DIRECTIVE
Rewrite the part that opens with the line containing "Text: 2: 2 <box>10 148 18 158</box>" and closes with the line containing "Bar <box>240 218 246 258</box>", replacing "Circle shape" with "Round marker" and leaving everything else unchanged; return only those lines.

EXCERPTED RECORDS
--
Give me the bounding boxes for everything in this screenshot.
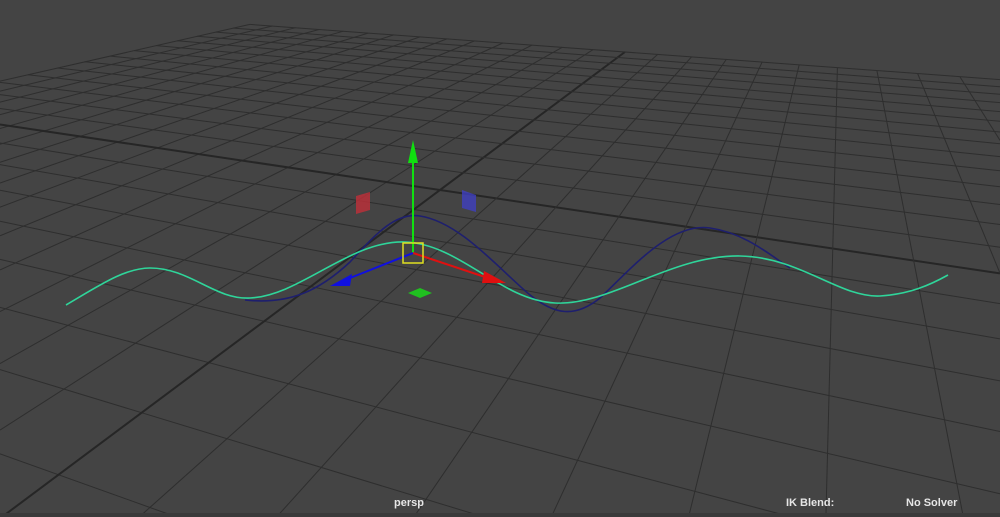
- grid-line: [0, 36, 421, 184]
- grid-line: [0, 30, 344, 129]
- yz-plane-handle[interactable]: [356, 192, 370, 214]
- grid-line: [57, 67, 1000, 172]
- grid-axis-line: [1, 51, 626, 517]
- move-manipulator[interactable]: [330, 140, 506, 298]
- y-arrow-icon[interactable]: [408, 140, 418, 163]
- grid-line: [138, 54, 659, 517]
- grid-line: [84, 61, 1000, 158]
- grid-line: [0, 38, 448, 208]
- grid-line: [0, 164, 1000, 340]
- grid-line: [0, 46, 563, 365]
- grid-line: [215, 31, 1000, 95]
- grid-line: [0, 44, 533, 313]
- z-arrow-icon[interactable]: [330, 274, 352, 286]
- grid-line: [550, 61, 763, 517]
- grid-line: [0, 49, 594, 431]
- xz-plane-handle[interactable]: [408, 288, 432, 298]
- grid-line: [0, 142, 1000, 305]
- solver-label: No Solver: [906, 497, 958, 509]
- secondary-curve[interactable]: [244, 214, 791, 313]
- grid-line: [0, 306, 792, 517]
- ik-blend-label: IK Blend:: [786, 497, 835, 509]
- grid-line: [0, 258, 1000, 495]
- grid-line: [0, 40, 475, 237]
- grid-line: [0, 23, 251, 82]
- grid-line: [0, 220, 1000, 432]
- x-arrow-icon[interactable]: [482, 271, 506, 283]
- grid-line: [233, 27, 1000, 88]
- grid-line: [156, 45, 1000, 122]
- grid-axis-line: [0, 123, 1000, 275]
- grid-line: [0, 453, 177, 517]
- grid-line: [27, 74, 1000, 188]
- grid-line: [0, 369, 485, 517]
- grid-line: [177, 40, 1000, 113]
- grid-line: [0, 34, 394, 163]
- grid-line: [0, 42, 504, 271]
- camera-label: persp: [394, 497, 424, 509]
- grid-line: [0, 94, 1000, 225]
- xy-plane-handle[interactable]: [462, 190, 476, 212]
- grid-line: [134, 50, 1000, 133]
- grid-line: [959, 76, 1000, 141]
- grid-line: [825, 67, 838, 517]
- center-handle[interactable]: [402, 242, 424, 264]
- x-axis-handle[interactable]: [412, 252, 486, 278]
- grid-line: [197, 35, 1000, 104]
- grid-line: [688, 64, 800, 517]
- grid-line: [276, 56, 692, 517]
- grid-line: [0, 29, 320, 116]
- viewport-bottom-border: [0, 513, 1000, 517]
- grid-line: [249, 23, 1000, 81]
- grid-line: [110, 55, 1000, 145]
- grid-line: [0, 189, 1000, 382]
- grid-line: [876, 70, 964, 517]
- grid-line: [0, 81, 1000, 205]
- grid-line: [917, 73, 1000, 274]
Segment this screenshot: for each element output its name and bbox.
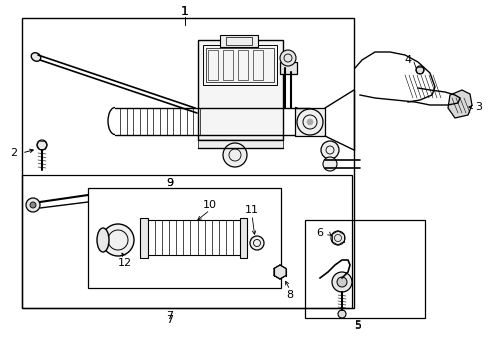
Text: 2: 2 <box>10 148 18 158</box>
Bar <box>198 140 283 148</box>
Text: 5: 5 <box>354 321 361 331</box>
Circle shape <box>30 202 36 208</box>
Circle shape <box>296 109 323 135</box>
Text: 10: 10 <box>203 200 217 210</box>
Circle shape <box>223 143 246 167</box>
Text: 3: 3 <box>474 102 482 112</box>
Bar <box>220 35 258 47</box>
Text: 7: 7 <box>166 311 173 321</box>
Bar <box>252 50 263 80</box>
Circle shape <box>337 310 346 318</box>
Circle shape <box>331 272 351 292</box>
Text: 9: 9 <box>166 178 173 188</box>
Bar <box>88 188 281 288</box>
Ellipse shape <box>97 228 109 252</box>
Bar <box>305 220 424 318</box>
Polygon shape <box>447 90 471 118</box>
Circle shape <box>415 66 423 74</box>
Bar <box>223 50 232 80</box>
Circle shape <box>306 119 312 125</box>
Text: 8: 8 <box>286 290 293 300</box>
Text: 7: 7 <box>166 315 173 325</box>
Circle shape <box>249 236 264 250</box>
Bar <box>198 40 283 140</box>
Bar <box>225 37 251 45</box>
Bar <box>280 62 296 74</box>
Text: 5: 5 <box>354 320 361 330</box>
Circle shape <box>280 50 295 66</box>
Circle shape <box>26 198 40 212</box>
Bar <box>203 45 276 85</box>
Circle shape <box>37 140 47 150</box>
Text: 1: 1 <box>181 5 188 18</box>
Text: 9: 9 <box>166 178 173 188</box>
Circle shape <box>320 141 338 159</box>
Circle shape <box>336 277 346 287</box>
Circle shape <box>330 231 345 245</box>
Ellipse shape <box>31 53 41 61</box>
Bar <box>294 108 325 136</box>
Text: 11: 11 <box>244 205 259 215</box>
Bar <box>22 175 351 308</box>
Text: 12: 12 <box>118 258 132 268</box>
Bar <box>240 218 246 258</box>
Polygon shape <box>273 265 285 279</box>
Text: 6: 6 <box>316 228 323 238</box>
Circle shape <box>323 157 336 171</box>
Text: 1: 1 <box>181 5 188 18</box>
Circle shape <box>102 224 134 256</box>
Bar <box>238 50 247 80</box>
Text: 4: 4 <box>404 55 411 65</box>
Bar <box>205 48 273 82</box>
Bar <box>140 218 148 258</box>
Bar <box>22 18 353 308</box>
Bar <box>207 50 218 80</box>
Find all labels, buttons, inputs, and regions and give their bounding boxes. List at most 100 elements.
--
TASK SOLUTION
Text: 2: 2 <box>10 148 18 158</box>
Bar <box>198 140 283 148</box>
Text: 5: 5 <box>354 321 361 331</box>
Round marker <box>30 202 36 208</box>
Round marker <box>296 109 323 135</box>
Text: 10: 10 <box>203 200 217 210</box>
Round marker <box>223 143 246 167</box>
Text: 3: 3 <box>474 102 482 112</box>
Bar <box>220 35 258 47</box>
Text: 7: 7 <box>166 311 173 321</box>
Bar <box>252 50 263 80</box>
Round marker <box>337 310 346 318</box>
Round marker <box>331 272 351 292</box>
Text: 9: 9 <box>166 178 173 188</box>
Bar <box>88 188 281 288</box>
Ellipse shape <box>97 228 109 252</box>
Bar <box>305 220 424 318</box>
Polygon shape <box>447 90 471 118</box>
Round marker <box>415 66 423 74</box>
Bar <box>223 50 232 80</box>
Round marker <box>306 119 312 125</box>
Text: 8: 8 <box>286 290 293 300</box>
Text: 7: 7 <box>166 315 173 325</box>
Round marker <box>249 236 264 250</box>
Bar <box>198 40 283 140</box>
Bar <box>225 37 251 45</box>
Bar <box>280 62 296 74</box>
Text: 5: 5 <box>354 320 361 330</box>
Round marker <box>280 50 295 66</box>
Round marker <box>26 198 40 212</box>
Bar <box>203 45 276 85</box>
Round marker <box>37 140 47 150</box>
Text: 1: 1 <box>181 5 188 18</box>
Text: 9: 9 <box>166 178 173 188</box>
Round marker <box>320 141 338 159</box>
Round marker <box>336 277 346 287</box>
Round marker <box>330 231 345 245</box>
Ellipse shape <box>31 53 41 61</box>
Bar <box>294 108 325 136</box>
Text: 11: 11 <box>244 205 259 215</box>
Bar <box>22 175 351 308</box>
Text: 12: 12 <box>118 258 132 268</box>
Bar <box>240 218 246 258</box>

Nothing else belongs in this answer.